> [WHAT THE TASK REQUIRES]
Locate the word "khuỷu" in the entries below, then gather every line that holds it.

Stored dataset items:
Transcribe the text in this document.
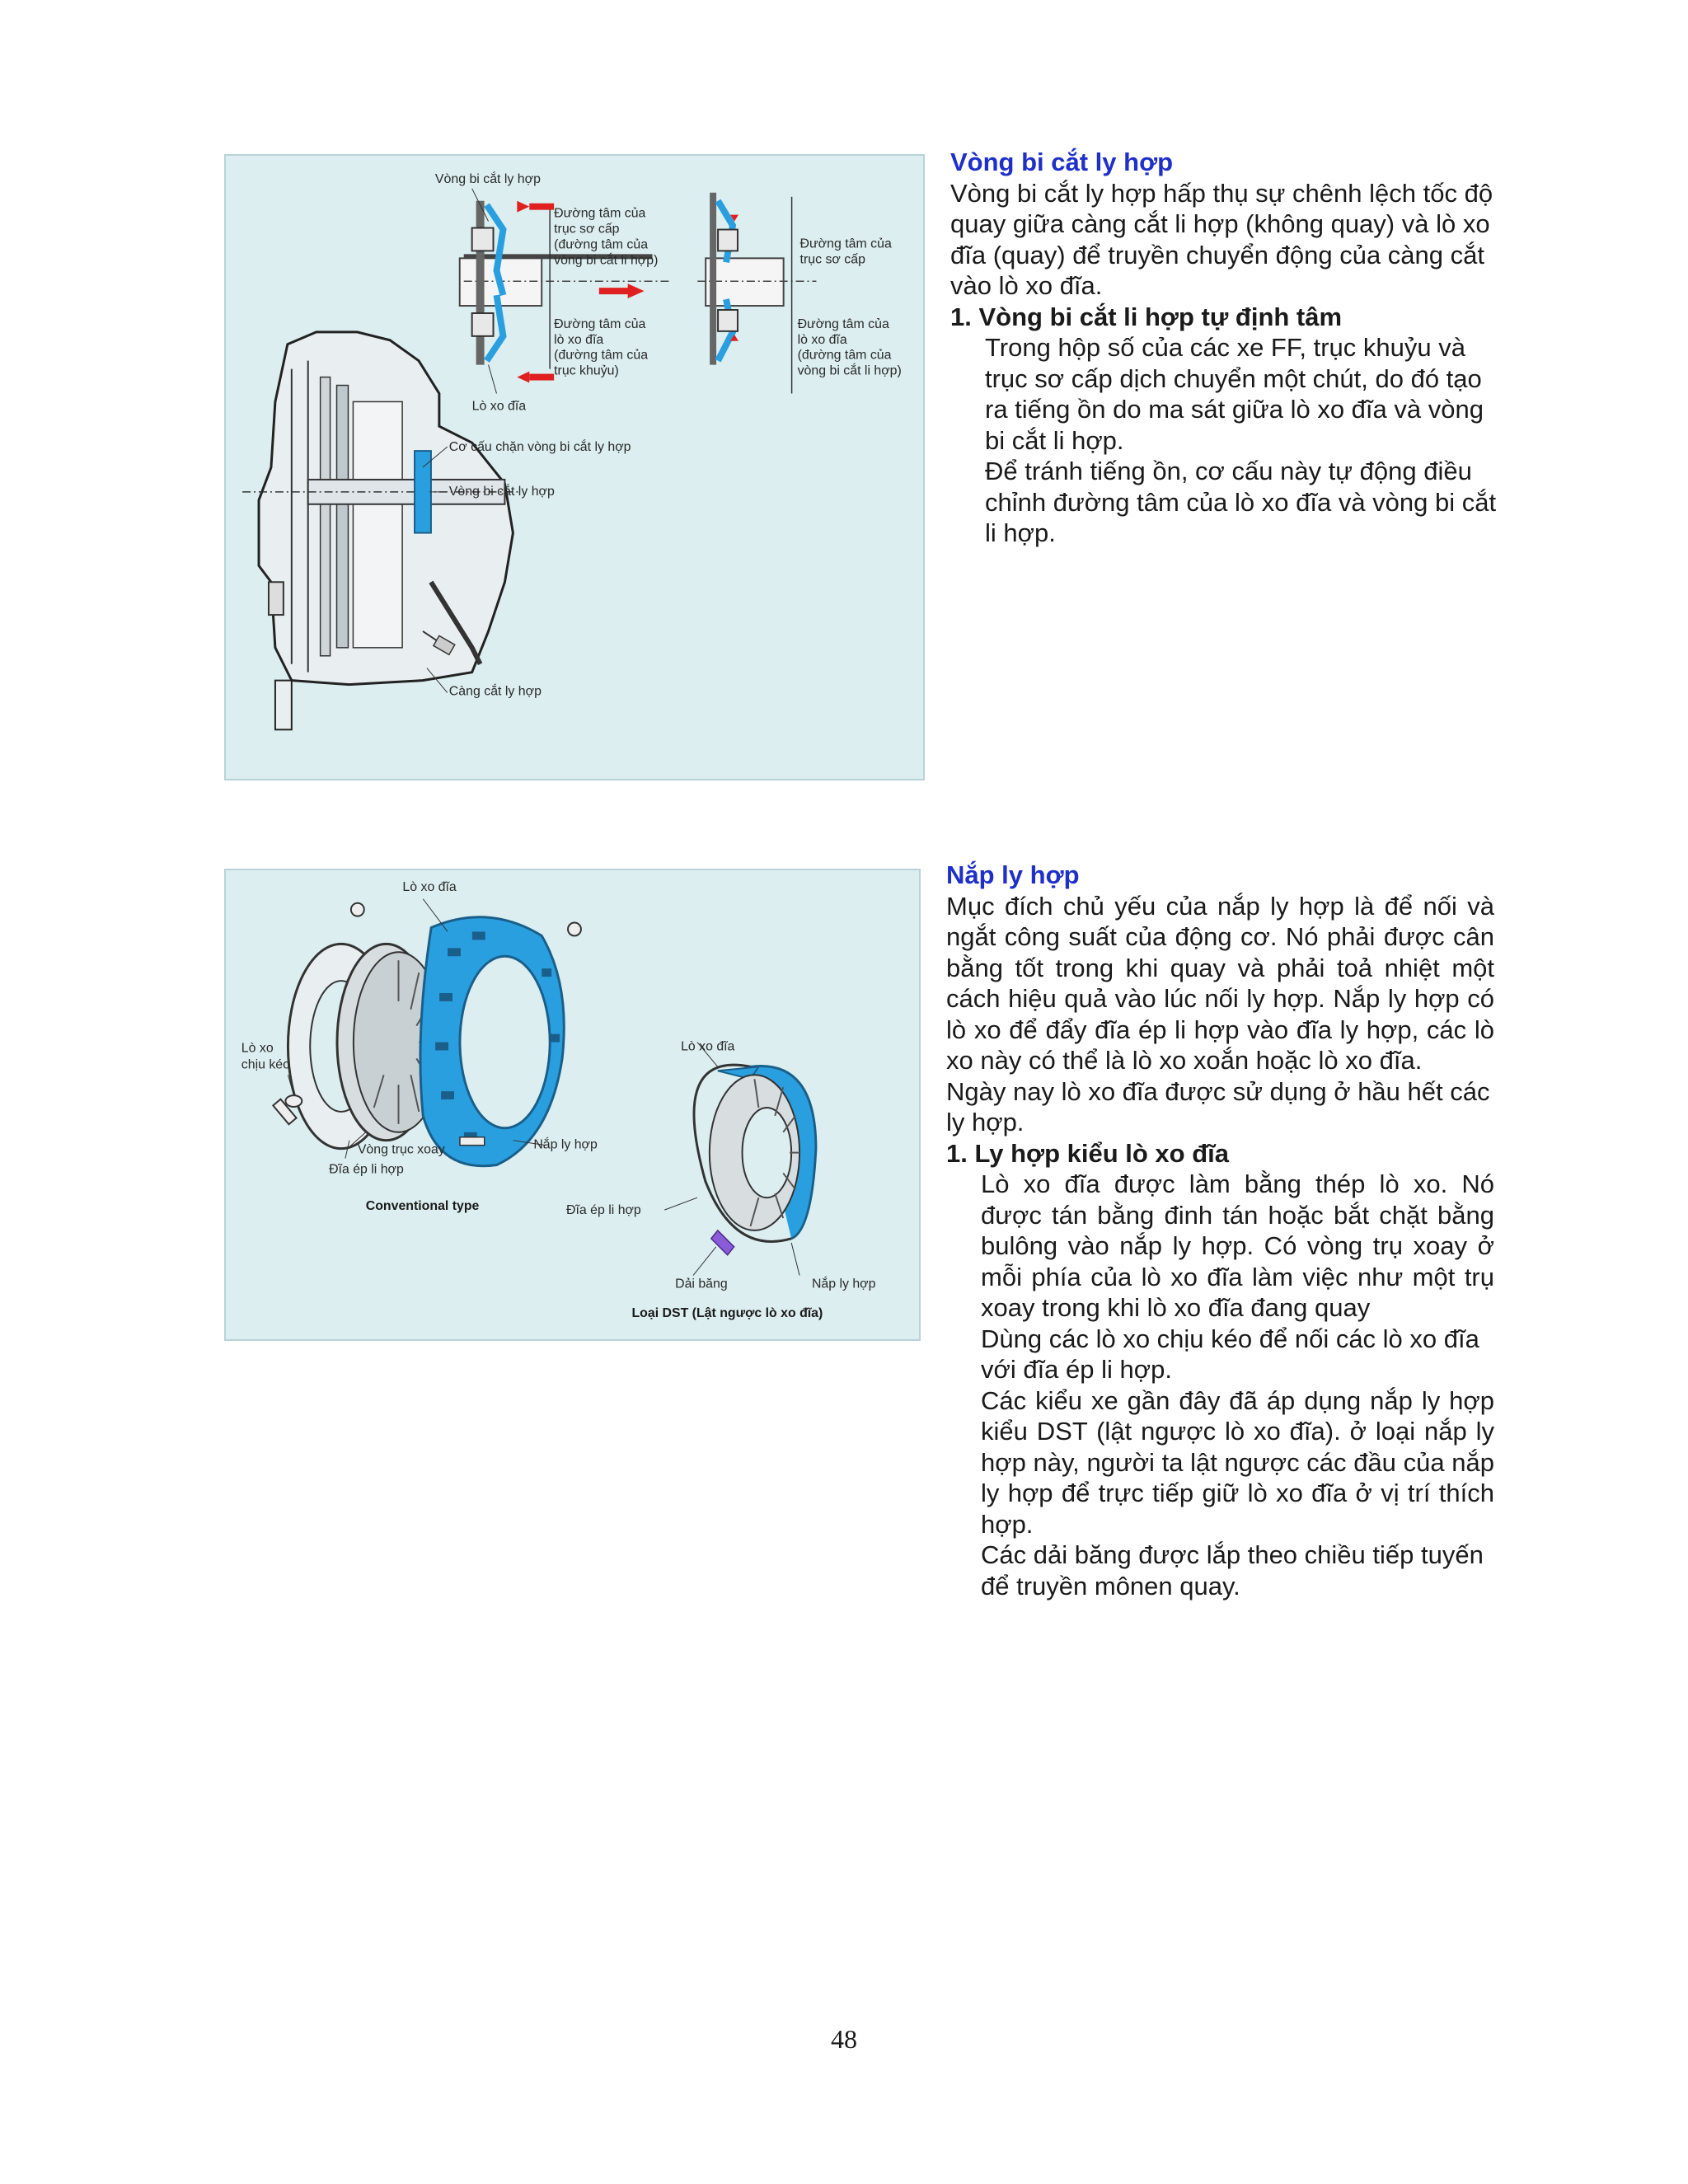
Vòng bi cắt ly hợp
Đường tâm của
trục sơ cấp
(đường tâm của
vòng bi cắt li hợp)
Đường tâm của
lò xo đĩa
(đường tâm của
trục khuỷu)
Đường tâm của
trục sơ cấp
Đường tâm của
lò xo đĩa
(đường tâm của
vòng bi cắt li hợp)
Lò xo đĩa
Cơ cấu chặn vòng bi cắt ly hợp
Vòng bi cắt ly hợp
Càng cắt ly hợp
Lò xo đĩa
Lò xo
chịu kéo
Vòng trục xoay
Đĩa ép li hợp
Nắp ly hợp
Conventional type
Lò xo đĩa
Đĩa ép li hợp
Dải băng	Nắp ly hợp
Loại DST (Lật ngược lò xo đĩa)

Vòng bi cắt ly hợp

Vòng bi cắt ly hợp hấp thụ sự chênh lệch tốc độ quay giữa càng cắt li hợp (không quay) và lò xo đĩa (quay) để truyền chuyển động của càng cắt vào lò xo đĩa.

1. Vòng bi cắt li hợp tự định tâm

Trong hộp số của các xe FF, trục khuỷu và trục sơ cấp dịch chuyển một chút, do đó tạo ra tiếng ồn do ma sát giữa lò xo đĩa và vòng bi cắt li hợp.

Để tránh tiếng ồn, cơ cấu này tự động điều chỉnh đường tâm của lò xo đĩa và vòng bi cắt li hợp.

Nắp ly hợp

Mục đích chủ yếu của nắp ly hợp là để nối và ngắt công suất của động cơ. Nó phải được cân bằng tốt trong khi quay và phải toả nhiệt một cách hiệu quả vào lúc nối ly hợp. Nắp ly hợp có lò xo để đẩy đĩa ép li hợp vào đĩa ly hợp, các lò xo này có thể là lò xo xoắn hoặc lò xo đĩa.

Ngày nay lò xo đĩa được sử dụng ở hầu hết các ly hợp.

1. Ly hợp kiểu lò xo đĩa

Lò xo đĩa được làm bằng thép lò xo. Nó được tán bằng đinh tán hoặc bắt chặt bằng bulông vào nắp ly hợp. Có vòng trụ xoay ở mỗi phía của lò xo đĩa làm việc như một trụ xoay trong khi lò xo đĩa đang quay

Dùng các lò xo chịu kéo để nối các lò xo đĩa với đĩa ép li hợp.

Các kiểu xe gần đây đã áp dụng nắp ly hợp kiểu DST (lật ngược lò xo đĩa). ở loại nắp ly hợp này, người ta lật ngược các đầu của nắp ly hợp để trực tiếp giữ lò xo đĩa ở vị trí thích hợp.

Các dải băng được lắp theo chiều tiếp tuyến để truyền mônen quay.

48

--

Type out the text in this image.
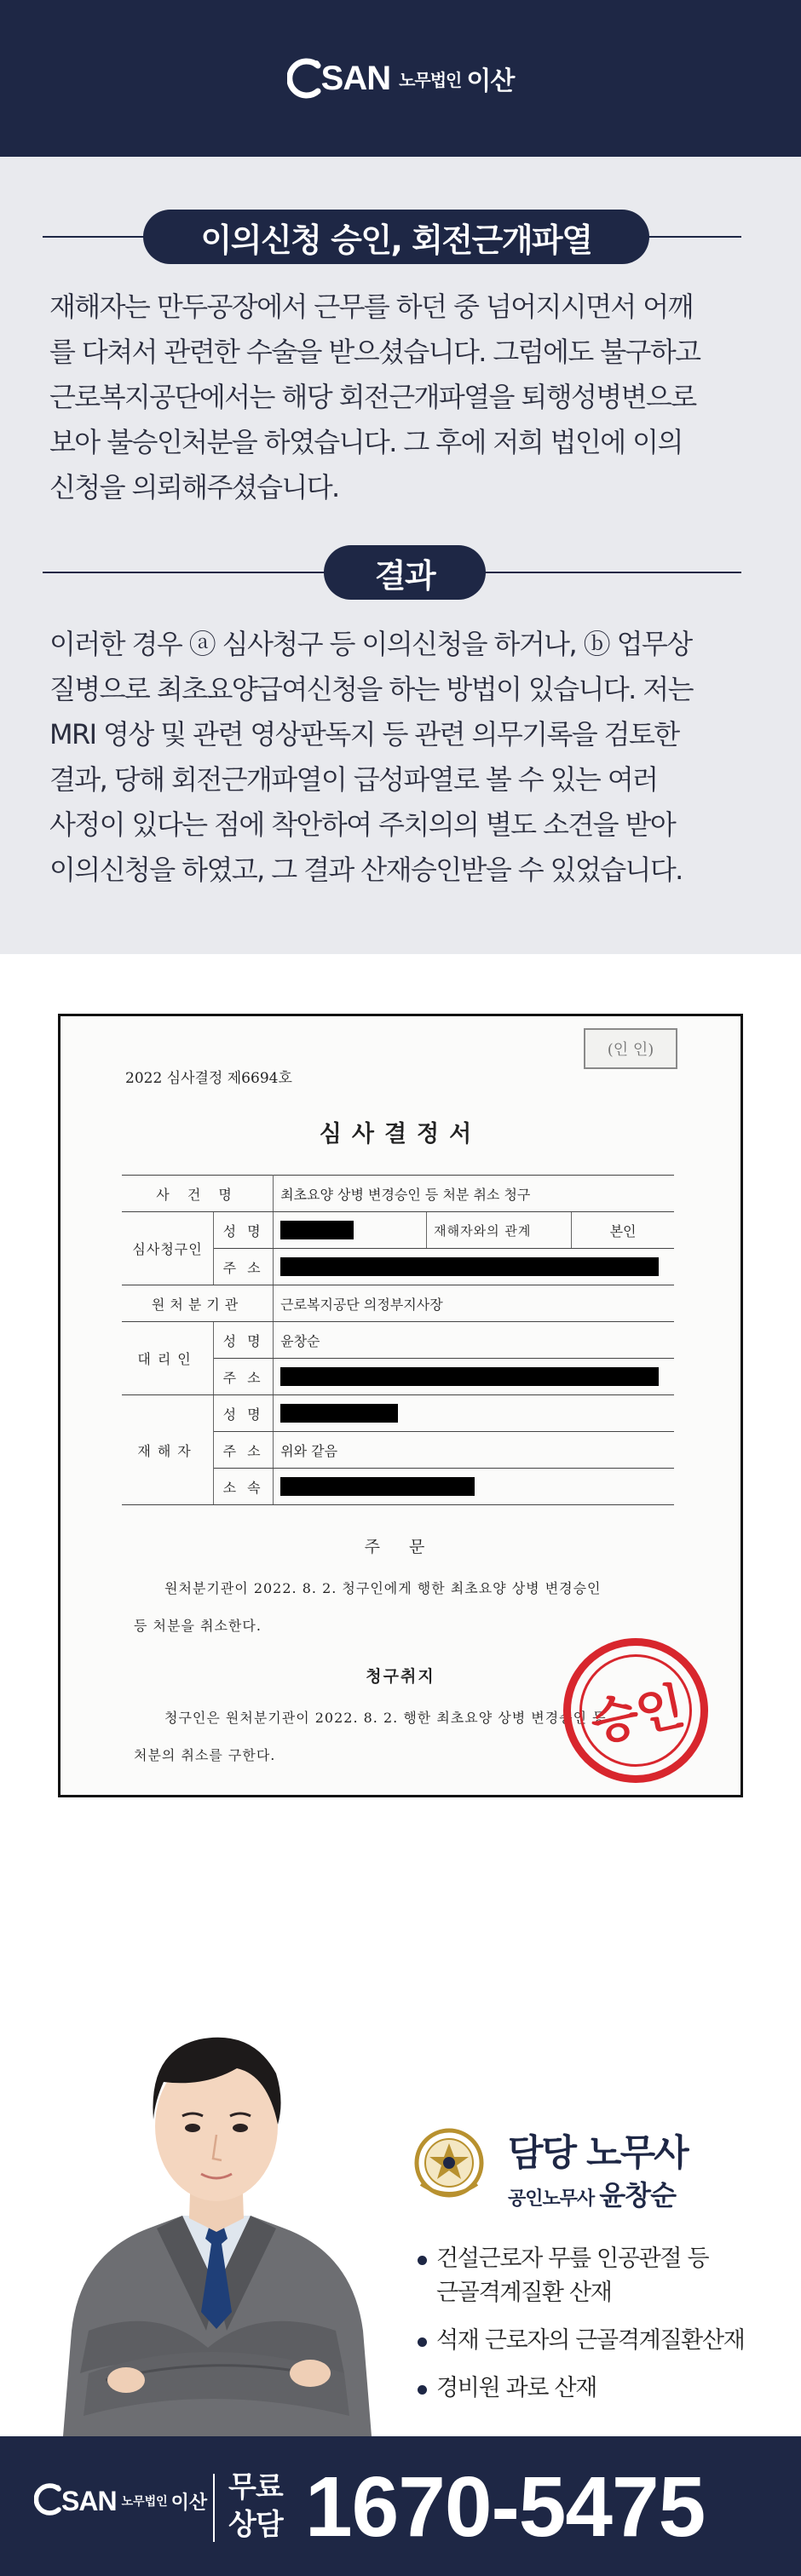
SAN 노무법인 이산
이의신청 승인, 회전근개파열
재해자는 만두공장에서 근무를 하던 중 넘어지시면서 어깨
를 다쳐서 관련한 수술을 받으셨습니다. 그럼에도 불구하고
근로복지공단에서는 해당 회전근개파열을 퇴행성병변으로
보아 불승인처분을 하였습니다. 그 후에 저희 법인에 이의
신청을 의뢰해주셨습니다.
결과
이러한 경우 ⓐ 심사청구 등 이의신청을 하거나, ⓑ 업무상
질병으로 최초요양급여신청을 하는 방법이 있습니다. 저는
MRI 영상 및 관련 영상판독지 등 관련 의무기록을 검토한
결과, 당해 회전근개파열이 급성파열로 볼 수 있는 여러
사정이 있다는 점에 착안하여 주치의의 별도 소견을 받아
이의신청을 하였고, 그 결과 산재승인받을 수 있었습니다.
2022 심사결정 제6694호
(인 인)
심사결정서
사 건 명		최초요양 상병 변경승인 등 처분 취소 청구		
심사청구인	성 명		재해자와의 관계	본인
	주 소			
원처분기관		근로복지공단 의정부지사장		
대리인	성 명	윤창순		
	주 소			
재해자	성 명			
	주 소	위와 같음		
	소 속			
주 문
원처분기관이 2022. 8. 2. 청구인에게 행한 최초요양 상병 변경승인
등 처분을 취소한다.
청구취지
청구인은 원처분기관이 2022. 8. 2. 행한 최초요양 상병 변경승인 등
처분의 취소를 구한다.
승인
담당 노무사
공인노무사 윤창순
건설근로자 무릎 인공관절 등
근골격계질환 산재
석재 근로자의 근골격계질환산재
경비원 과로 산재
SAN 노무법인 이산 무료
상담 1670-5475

> [FULL RESPONSE]
trục khuỷu)
Trong hộp số của các xe FF, trục khuỷu và trục sơ cấp dịch chuyển một chút, do đó tạo ra tiếng ồn do ma sát giữa lò xo đĩa và vòng bi cắt li hợp.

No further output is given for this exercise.